* PROMPT: Take every line where the string "comunicación" appears and copy it.

(Entries from a dataset)
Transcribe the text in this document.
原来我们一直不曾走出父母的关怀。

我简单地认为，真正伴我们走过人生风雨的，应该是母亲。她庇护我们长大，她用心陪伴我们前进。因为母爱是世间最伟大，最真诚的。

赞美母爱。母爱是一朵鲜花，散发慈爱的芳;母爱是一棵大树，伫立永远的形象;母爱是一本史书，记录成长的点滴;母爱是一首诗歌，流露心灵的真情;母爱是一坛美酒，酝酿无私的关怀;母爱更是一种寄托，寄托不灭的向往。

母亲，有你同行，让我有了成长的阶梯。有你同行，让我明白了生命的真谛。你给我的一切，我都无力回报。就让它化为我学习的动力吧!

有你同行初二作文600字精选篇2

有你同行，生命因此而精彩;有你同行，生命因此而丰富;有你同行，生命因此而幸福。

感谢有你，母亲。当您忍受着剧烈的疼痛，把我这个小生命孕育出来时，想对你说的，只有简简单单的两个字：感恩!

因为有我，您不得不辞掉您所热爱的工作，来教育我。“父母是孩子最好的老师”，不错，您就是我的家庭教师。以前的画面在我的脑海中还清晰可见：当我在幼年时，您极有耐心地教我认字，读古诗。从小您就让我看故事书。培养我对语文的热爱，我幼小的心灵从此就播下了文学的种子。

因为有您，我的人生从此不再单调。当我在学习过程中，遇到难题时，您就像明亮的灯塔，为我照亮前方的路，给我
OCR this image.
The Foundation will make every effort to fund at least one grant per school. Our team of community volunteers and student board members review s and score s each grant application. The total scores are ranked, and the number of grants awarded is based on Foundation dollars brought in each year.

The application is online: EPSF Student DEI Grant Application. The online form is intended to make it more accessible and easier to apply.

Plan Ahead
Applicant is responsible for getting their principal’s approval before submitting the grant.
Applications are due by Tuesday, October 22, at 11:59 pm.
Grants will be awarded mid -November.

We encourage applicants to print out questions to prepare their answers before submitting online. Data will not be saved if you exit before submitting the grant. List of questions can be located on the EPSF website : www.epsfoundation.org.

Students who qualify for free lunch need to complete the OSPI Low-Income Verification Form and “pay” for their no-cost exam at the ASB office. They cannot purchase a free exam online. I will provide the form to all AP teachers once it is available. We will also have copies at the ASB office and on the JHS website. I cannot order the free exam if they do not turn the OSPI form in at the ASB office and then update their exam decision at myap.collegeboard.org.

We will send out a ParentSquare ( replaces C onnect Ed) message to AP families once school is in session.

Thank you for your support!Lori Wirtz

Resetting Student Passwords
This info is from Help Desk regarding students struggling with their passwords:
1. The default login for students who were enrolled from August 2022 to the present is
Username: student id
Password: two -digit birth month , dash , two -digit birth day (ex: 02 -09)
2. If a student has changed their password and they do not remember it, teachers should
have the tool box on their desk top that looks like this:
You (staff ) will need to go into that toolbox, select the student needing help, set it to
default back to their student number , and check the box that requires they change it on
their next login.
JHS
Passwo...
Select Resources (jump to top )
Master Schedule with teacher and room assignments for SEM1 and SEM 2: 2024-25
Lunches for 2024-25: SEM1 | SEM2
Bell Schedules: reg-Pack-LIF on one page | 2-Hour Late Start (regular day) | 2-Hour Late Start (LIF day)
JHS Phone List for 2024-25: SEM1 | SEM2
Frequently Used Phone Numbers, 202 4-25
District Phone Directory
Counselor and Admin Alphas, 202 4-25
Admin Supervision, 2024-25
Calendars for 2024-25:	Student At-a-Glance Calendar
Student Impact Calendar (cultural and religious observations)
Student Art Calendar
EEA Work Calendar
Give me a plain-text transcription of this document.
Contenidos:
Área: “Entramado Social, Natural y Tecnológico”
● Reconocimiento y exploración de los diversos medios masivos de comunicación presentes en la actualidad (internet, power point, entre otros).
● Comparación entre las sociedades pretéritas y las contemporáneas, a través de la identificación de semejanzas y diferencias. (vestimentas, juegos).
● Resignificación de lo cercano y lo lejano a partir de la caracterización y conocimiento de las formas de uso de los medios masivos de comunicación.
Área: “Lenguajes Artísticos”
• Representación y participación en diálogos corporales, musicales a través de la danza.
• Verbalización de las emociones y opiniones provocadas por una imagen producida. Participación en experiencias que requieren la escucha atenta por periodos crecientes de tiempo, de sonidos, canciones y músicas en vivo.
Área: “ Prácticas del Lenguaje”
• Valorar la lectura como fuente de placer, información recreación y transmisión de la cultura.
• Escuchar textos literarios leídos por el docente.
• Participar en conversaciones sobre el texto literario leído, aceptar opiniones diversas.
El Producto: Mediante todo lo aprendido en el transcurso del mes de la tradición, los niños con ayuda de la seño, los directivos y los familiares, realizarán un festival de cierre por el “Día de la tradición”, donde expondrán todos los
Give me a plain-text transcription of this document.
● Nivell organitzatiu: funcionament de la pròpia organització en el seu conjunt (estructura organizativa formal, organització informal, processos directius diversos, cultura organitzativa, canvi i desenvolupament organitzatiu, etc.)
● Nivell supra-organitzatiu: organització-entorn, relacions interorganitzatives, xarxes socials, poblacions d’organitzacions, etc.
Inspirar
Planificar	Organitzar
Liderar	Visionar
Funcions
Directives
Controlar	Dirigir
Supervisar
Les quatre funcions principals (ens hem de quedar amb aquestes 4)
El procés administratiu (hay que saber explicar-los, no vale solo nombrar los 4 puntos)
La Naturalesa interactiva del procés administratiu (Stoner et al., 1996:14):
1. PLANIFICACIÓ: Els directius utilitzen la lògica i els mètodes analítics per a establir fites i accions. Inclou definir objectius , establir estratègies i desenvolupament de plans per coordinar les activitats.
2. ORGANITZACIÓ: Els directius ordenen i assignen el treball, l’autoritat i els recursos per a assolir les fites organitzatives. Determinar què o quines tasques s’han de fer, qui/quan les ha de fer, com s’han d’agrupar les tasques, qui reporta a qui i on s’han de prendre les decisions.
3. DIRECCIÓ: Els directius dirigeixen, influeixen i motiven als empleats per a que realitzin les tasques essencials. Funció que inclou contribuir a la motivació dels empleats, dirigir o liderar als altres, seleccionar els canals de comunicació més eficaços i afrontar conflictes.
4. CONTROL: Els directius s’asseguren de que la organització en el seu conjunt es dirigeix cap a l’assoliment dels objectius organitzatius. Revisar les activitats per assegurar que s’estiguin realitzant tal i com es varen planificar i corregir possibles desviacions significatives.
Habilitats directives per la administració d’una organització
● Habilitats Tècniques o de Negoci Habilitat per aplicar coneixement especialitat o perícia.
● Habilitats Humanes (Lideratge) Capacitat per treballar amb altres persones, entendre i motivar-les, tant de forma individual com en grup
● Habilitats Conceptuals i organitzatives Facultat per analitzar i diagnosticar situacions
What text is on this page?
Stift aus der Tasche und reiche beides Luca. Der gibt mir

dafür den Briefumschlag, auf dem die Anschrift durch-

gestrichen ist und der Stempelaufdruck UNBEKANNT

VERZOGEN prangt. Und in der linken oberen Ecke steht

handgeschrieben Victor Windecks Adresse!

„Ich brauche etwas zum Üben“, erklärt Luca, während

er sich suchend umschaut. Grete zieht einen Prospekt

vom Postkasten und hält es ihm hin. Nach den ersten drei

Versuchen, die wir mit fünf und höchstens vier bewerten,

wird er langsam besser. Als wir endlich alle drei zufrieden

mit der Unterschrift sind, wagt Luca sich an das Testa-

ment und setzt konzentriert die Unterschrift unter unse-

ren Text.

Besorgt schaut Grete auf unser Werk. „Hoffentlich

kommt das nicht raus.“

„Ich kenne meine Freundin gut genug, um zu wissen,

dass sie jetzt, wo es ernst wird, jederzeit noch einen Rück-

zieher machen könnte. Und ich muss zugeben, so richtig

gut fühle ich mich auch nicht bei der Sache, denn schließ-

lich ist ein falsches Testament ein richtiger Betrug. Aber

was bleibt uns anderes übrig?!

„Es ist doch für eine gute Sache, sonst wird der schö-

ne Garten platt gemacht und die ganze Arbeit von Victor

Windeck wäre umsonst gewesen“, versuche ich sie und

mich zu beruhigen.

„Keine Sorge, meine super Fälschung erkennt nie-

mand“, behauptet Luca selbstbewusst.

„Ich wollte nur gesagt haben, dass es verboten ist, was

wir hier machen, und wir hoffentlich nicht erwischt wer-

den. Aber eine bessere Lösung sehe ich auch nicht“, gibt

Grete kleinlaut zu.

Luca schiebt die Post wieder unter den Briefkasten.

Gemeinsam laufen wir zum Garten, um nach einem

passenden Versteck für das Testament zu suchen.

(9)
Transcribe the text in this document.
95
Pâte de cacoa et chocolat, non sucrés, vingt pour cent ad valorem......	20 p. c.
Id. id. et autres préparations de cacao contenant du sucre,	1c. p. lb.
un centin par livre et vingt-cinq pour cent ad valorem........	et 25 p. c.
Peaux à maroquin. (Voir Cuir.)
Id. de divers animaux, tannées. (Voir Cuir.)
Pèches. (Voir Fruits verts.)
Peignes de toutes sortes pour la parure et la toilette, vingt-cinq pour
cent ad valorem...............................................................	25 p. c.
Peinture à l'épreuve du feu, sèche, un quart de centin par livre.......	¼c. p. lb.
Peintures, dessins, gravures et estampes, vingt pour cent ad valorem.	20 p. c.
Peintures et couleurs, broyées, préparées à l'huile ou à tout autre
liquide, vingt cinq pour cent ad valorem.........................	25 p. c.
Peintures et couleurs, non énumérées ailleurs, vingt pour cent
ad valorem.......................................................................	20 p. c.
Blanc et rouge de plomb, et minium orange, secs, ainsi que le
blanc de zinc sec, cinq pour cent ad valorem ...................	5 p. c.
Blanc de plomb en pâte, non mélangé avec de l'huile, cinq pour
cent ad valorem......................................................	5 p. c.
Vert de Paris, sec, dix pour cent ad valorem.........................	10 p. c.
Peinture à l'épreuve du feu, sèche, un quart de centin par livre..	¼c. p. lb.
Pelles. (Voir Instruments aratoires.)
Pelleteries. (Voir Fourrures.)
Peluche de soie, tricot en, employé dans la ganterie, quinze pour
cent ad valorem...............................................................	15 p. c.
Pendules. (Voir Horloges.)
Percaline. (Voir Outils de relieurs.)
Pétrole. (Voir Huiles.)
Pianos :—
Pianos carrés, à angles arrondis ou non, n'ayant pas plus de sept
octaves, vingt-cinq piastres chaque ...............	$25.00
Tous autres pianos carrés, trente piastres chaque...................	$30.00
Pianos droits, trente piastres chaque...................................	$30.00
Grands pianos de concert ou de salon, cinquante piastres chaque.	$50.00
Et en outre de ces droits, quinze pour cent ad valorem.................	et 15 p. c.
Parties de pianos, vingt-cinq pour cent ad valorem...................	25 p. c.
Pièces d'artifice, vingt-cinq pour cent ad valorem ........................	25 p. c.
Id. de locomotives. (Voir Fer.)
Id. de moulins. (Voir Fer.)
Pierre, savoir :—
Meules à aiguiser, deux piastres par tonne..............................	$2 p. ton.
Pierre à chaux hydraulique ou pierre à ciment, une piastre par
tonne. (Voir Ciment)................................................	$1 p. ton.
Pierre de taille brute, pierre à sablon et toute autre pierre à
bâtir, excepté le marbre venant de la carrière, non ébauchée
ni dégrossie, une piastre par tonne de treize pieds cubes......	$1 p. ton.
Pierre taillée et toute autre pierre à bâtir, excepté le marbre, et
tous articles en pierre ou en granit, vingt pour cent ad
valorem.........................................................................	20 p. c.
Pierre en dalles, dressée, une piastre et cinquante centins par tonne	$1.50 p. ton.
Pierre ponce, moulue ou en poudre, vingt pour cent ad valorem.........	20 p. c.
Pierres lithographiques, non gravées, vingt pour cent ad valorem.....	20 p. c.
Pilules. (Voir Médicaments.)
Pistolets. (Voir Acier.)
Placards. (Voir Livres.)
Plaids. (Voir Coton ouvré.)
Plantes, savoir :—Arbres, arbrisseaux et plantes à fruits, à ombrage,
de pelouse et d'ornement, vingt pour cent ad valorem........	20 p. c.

* FINAL RESULT:
● Reconocimiento y exploración de los diversos medios masivos de comunicación presentes en la actualidad (internet, power point, entre otros).
● Resignificación de lo cercano y lo lejano a partir de la caracterización y conocimiento de las formas de uso de los medios masivos de comunicación.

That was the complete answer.